*INFORMATION SHOWN*.
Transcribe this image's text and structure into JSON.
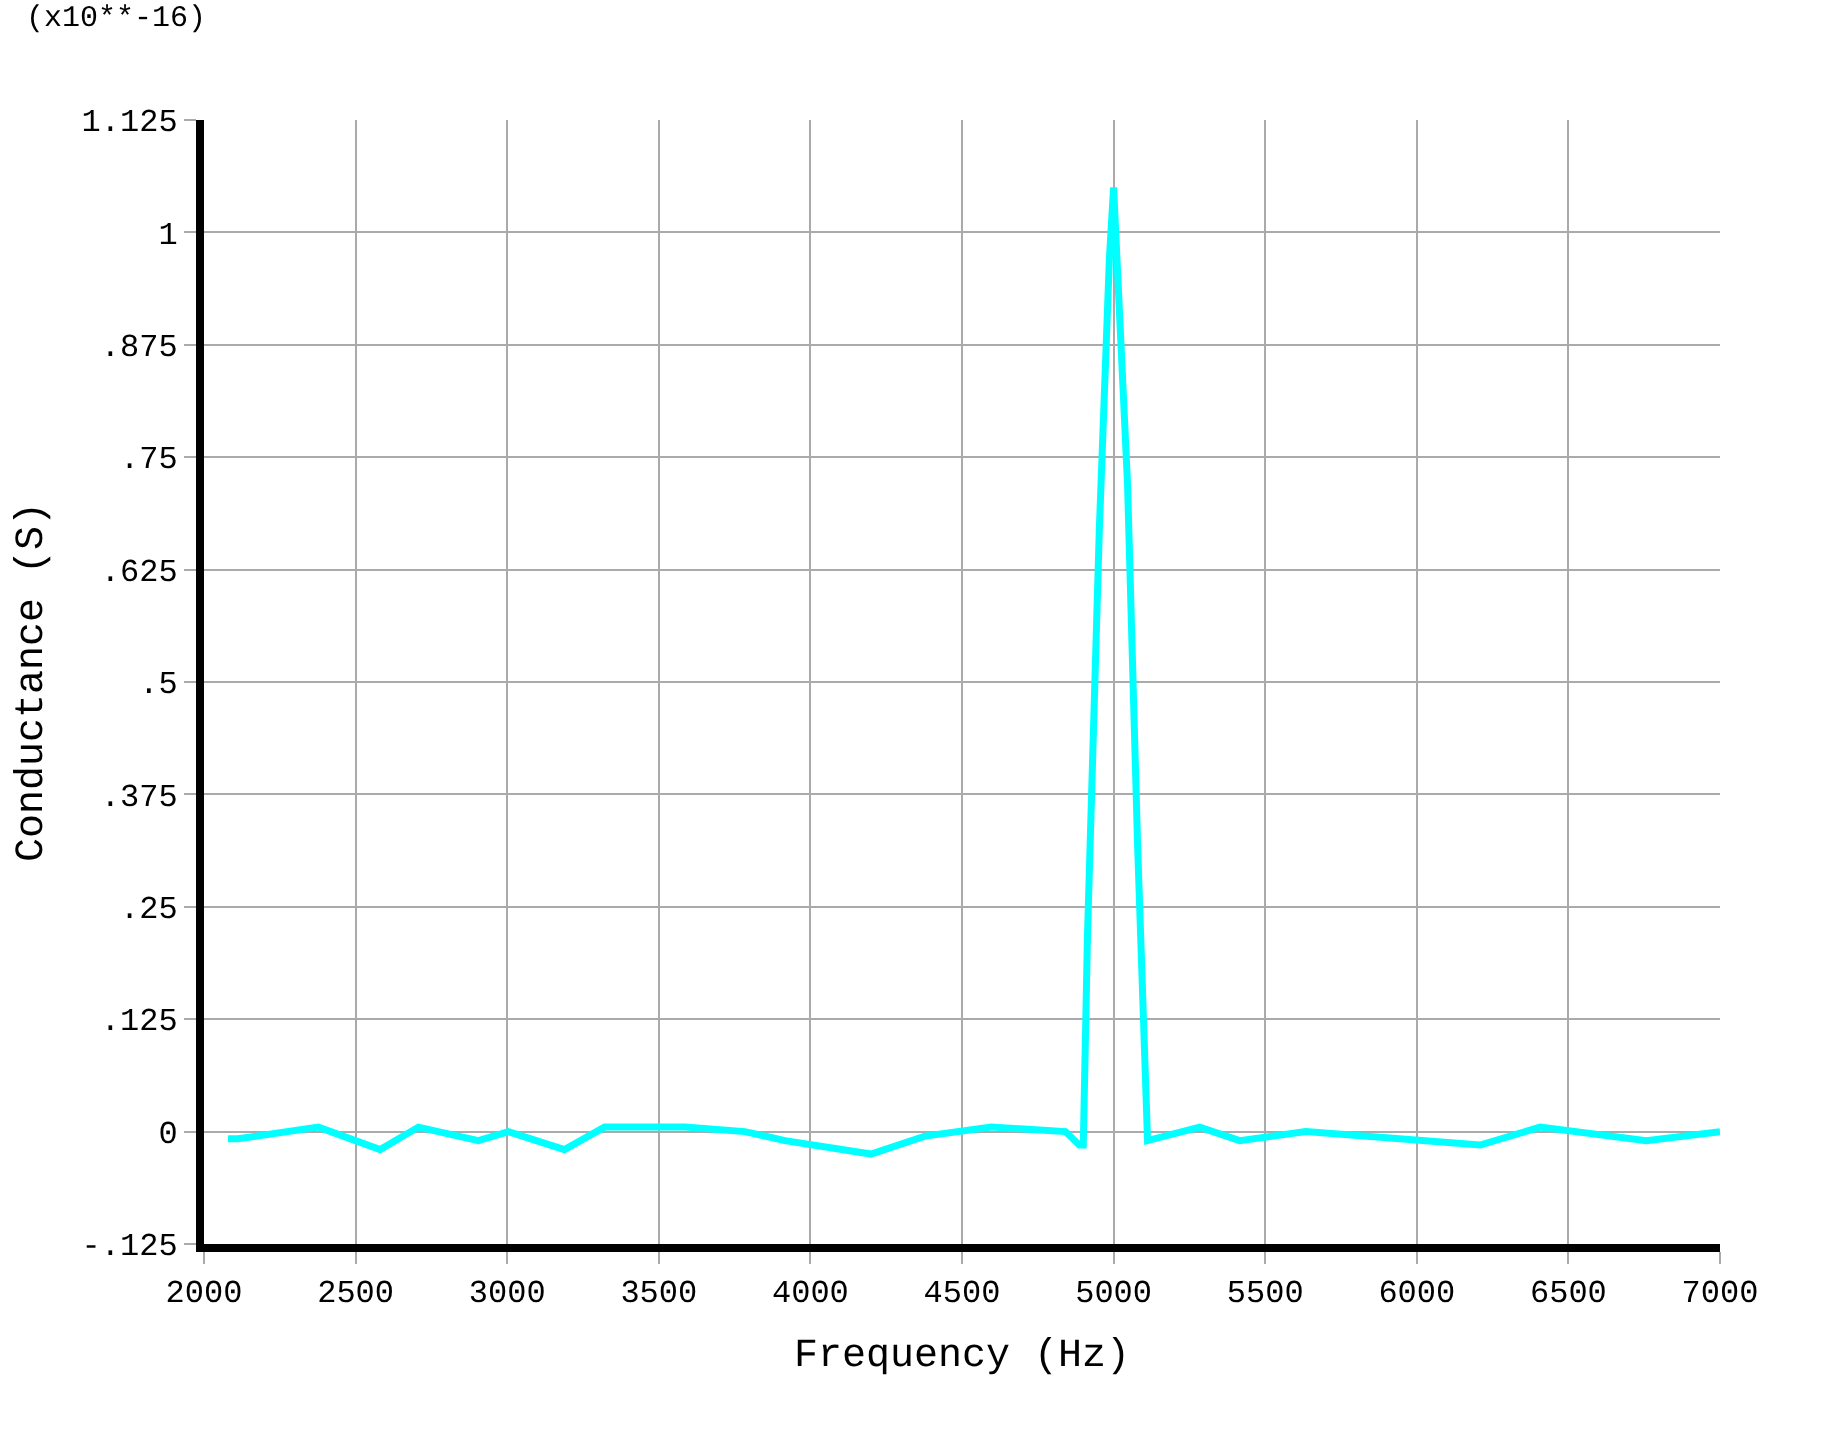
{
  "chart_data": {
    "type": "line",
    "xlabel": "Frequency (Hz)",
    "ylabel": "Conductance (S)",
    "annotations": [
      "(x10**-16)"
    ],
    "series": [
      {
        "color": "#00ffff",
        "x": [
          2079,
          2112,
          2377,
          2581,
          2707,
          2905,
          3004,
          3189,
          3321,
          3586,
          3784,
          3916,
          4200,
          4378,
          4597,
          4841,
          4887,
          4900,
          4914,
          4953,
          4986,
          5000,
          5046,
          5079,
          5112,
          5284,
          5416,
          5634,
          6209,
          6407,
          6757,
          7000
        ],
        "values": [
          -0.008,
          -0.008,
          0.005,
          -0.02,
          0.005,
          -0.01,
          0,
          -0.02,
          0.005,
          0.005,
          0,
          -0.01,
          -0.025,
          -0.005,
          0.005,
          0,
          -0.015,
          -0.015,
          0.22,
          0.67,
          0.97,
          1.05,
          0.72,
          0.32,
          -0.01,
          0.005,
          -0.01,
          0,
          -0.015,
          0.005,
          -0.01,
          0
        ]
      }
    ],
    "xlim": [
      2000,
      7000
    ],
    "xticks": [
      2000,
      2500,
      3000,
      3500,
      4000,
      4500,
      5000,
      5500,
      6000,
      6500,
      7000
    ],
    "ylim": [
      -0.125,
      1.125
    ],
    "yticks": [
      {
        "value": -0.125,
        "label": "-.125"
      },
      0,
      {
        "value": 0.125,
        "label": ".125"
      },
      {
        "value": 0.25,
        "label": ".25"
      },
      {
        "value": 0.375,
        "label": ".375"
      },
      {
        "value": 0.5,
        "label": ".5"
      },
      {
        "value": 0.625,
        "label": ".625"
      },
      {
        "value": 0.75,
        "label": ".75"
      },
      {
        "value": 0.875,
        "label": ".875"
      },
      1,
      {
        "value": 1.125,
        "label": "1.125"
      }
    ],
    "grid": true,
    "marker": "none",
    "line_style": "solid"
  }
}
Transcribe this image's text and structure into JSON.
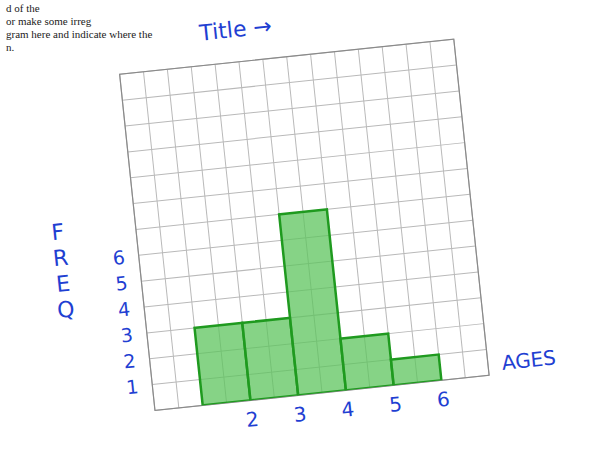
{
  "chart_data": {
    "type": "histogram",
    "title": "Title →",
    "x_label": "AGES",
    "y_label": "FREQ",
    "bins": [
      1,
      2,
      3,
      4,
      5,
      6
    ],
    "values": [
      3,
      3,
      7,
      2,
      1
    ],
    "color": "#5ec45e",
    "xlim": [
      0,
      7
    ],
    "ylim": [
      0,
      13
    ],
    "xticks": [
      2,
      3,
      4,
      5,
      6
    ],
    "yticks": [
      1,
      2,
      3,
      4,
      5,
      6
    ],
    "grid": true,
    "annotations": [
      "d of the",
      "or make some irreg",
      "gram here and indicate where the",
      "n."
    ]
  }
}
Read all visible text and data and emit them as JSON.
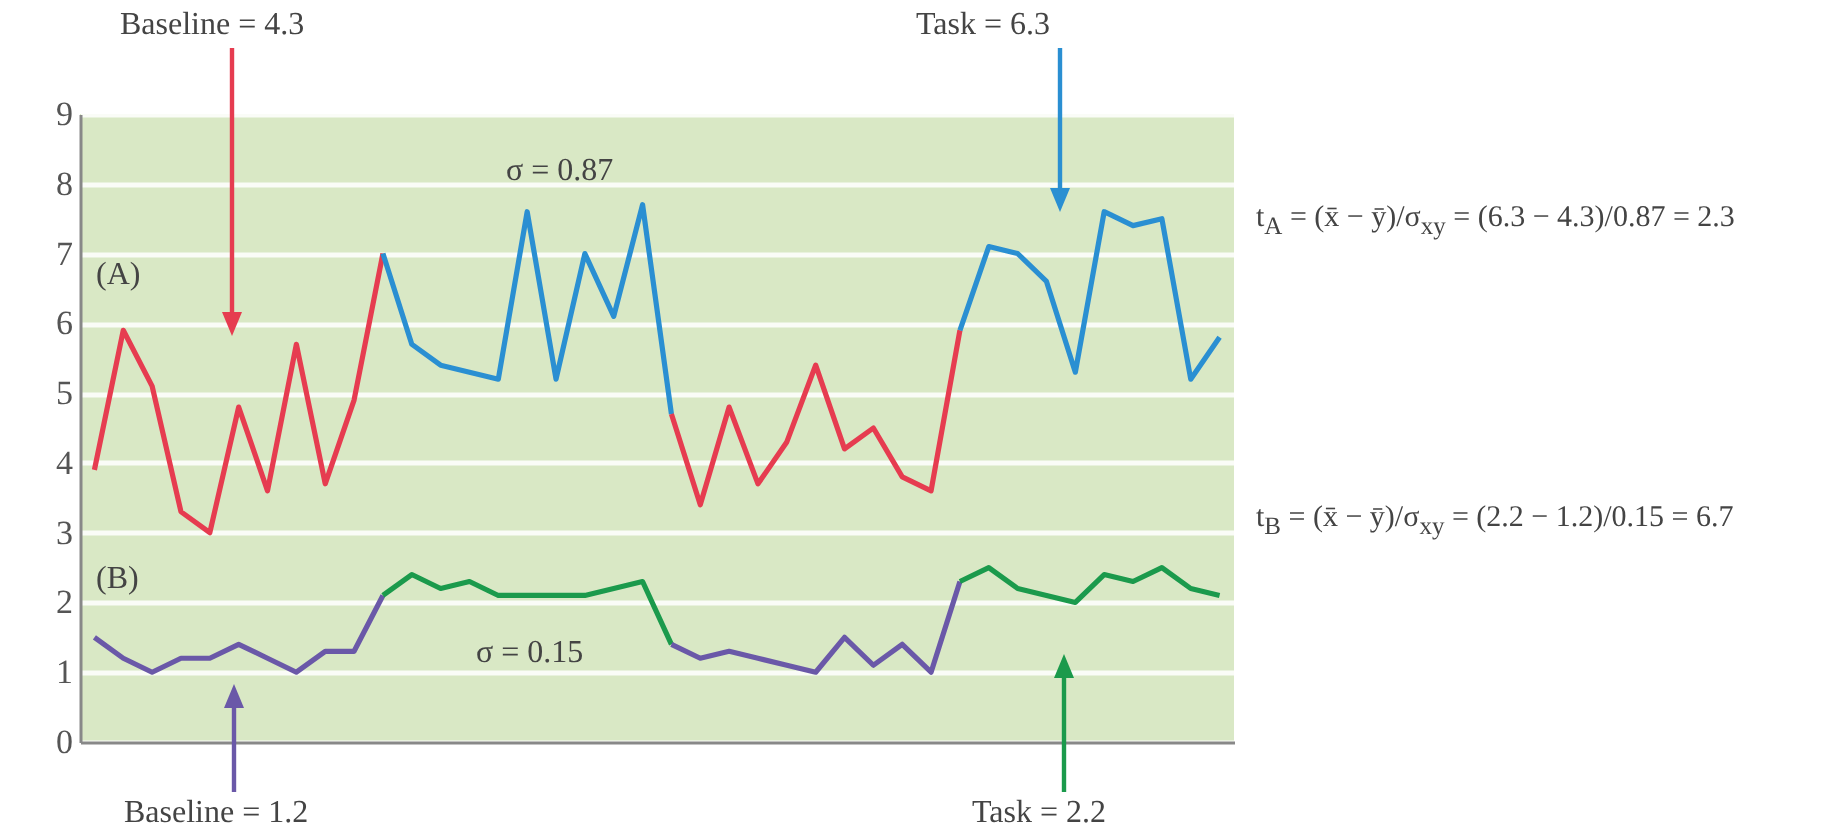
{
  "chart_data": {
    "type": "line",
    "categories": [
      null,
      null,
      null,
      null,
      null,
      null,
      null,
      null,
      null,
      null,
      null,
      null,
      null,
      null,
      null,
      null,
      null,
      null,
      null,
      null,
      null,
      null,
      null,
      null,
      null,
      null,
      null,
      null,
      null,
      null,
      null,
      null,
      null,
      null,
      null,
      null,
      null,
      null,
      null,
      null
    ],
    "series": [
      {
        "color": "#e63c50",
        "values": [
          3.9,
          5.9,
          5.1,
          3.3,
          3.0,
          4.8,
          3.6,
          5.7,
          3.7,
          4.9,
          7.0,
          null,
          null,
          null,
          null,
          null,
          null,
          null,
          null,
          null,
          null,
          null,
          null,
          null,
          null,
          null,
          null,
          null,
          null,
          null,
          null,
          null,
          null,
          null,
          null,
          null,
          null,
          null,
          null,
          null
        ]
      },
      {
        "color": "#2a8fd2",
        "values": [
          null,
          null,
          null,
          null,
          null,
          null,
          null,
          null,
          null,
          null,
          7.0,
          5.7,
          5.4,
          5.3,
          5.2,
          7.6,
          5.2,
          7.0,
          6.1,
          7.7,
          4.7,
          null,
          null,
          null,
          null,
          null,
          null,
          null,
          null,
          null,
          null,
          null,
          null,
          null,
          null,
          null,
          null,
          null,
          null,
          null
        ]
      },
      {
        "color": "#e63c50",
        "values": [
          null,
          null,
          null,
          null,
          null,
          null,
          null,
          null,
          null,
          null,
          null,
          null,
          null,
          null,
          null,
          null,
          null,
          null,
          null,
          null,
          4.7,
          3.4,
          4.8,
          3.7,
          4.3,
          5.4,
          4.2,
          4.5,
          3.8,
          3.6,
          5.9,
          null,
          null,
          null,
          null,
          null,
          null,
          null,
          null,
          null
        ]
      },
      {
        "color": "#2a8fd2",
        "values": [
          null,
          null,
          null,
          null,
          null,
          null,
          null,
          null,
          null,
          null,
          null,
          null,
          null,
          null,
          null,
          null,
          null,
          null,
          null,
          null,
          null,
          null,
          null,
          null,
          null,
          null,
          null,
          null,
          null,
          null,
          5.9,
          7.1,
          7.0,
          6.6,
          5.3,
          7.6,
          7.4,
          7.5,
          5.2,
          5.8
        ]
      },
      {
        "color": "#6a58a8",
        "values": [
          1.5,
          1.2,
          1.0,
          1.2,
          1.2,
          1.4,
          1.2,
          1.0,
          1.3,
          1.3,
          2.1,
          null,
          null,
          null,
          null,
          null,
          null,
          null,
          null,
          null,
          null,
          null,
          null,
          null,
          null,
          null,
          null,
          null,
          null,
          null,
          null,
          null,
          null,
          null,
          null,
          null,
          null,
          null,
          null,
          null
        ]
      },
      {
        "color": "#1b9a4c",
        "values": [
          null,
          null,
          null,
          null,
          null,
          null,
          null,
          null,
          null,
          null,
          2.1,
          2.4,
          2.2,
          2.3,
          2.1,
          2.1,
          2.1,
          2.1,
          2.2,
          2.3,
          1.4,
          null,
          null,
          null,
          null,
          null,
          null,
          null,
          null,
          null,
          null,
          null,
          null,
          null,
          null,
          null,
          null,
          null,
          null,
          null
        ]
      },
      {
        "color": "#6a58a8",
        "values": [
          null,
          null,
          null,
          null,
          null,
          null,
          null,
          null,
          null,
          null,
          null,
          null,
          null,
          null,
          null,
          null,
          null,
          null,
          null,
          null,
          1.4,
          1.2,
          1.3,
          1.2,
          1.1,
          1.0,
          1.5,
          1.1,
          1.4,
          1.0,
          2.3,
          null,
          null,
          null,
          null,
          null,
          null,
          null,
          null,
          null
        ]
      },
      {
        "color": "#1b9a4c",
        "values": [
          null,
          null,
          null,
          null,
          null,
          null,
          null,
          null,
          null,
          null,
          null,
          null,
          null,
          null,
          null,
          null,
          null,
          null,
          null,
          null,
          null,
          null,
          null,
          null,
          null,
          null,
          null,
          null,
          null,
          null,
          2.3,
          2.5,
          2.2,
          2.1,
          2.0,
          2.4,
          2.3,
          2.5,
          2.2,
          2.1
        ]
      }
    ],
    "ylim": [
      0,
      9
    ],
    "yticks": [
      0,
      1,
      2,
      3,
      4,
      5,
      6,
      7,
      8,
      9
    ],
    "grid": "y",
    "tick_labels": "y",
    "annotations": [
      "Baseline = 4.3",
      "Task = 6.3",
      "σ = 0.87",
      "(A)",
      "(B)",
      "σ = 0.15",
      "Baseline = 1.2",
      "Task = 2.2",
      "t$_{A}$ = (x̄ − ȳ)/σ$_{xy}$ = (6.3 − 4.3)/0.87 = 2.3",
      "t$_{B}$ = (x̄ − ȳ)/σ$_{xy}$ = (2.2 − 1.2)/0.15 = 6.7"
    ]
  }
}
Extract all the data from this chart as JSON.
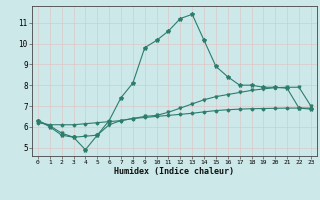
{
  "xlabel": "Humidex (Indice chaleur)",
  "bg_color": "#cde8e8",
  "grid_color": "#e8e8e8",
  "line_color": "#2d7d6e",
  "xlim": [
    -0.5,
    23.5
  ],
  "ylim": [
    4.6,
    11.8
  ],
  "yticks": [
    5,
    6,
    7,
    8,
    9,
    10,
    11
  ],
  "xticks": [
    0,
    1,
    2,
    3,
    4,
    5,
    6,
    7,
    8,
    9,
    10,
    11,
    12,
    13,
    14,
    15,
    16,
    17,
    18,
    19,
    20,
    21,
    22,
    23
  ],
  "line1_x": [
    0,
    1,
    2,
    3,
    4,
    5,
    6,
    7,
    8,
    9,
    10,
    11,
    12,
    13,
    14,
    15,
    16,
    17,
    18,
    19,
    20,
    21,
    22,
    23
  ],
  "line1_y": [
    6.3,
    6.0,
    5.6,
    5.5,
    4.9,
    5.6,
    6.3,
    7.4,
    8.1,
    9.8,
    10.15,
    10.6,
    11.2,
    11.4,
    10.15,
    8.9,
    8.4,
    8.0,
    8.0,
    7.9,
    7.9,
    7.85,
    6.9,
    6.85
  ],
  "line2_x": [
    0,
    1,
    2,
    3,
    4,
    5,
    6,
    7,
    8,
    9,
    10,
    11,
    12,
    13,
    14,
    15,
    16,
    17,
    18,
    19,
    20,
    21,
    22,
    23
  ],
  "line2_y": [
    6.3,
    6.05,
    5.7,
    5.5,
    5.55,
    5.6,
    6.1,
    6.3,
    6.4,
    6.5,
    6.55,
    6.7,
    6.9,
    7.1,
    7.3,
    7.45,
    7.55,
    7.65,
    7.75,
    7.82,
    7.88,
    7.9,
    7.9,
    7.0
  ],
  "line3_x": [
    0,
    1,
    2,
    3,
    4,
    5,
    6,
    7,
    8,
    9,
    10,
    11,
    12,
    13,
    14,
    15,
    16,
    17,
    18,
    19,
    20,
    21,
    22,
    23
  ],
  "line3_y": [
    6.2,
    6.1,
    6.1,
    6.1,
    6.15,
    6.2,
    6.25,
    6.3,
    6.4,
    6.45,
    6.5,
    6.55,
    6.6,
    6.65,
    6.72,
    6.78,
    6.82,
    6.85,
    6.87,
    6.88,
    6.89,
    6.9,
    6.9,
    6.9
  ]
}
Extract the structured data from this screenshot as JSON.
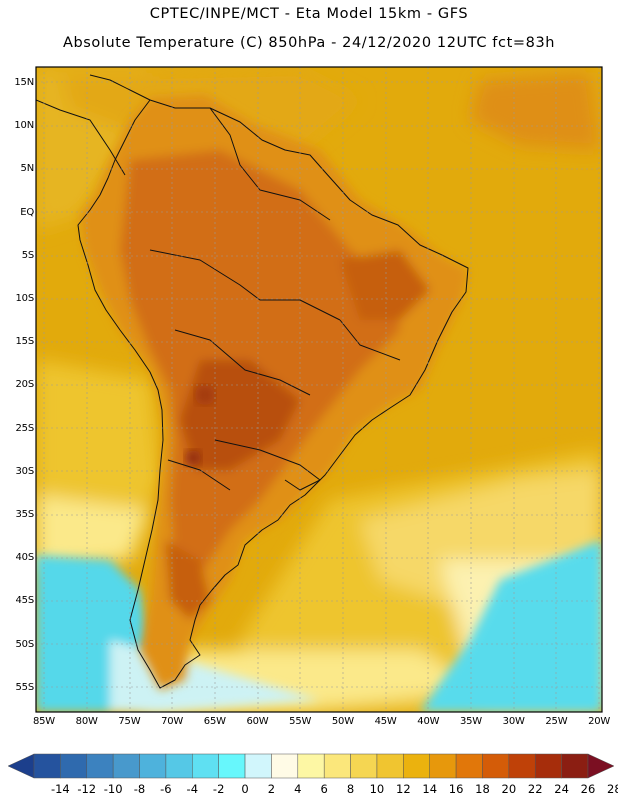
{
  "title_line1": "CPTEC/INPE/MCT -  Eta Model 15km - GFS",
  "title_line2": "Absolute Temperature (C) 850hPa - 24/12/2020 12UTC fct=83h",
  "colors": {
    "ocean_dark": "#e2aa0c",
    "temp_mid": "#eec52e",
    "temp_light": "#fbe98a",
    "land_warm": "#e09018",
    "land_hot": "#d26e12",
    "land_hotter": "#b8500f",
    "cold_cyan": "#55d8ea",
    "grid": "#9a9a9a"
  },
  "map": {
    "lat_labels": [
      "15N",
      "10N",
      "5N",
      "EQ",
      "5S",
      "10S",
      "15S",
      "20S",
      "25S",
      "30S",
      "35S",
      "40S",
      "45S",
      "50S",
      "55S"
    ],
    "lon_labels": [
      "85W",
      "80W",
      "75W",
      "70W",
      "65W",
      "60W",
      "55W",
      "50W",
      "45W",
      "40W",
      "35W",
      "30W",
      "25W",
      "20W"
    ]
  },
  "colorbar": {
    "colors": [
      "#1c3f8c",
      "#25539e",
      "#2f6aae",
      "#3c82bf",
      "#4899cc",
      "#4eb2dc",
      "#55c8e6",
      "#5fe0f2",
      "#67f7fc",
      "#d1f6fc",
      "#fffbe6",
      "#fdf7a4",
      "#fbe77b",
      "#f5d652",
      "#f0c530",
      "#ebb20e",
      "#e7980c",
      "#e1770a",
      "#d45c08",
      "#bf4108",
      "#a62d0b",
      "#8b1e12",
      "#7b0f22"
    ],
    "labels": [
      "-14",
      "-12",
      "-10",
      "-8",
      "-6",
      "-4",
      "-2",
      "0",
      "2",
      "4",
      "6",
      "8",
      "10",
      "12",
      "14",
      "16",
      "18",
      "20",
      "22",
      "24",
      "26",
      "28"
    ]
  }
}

*TASK REQUIREMENTS*.
Look for the word "this" in every line of the listing and copy the lines that have it.

*OUTPUT OF THE EXERCISE*.
Transcribe this image's text and structure into JSON.
Transcribe this image's text and structure into JSON.
Extract all the data from this chart as JSON.
Extract the structured data from this screenshot as JSON.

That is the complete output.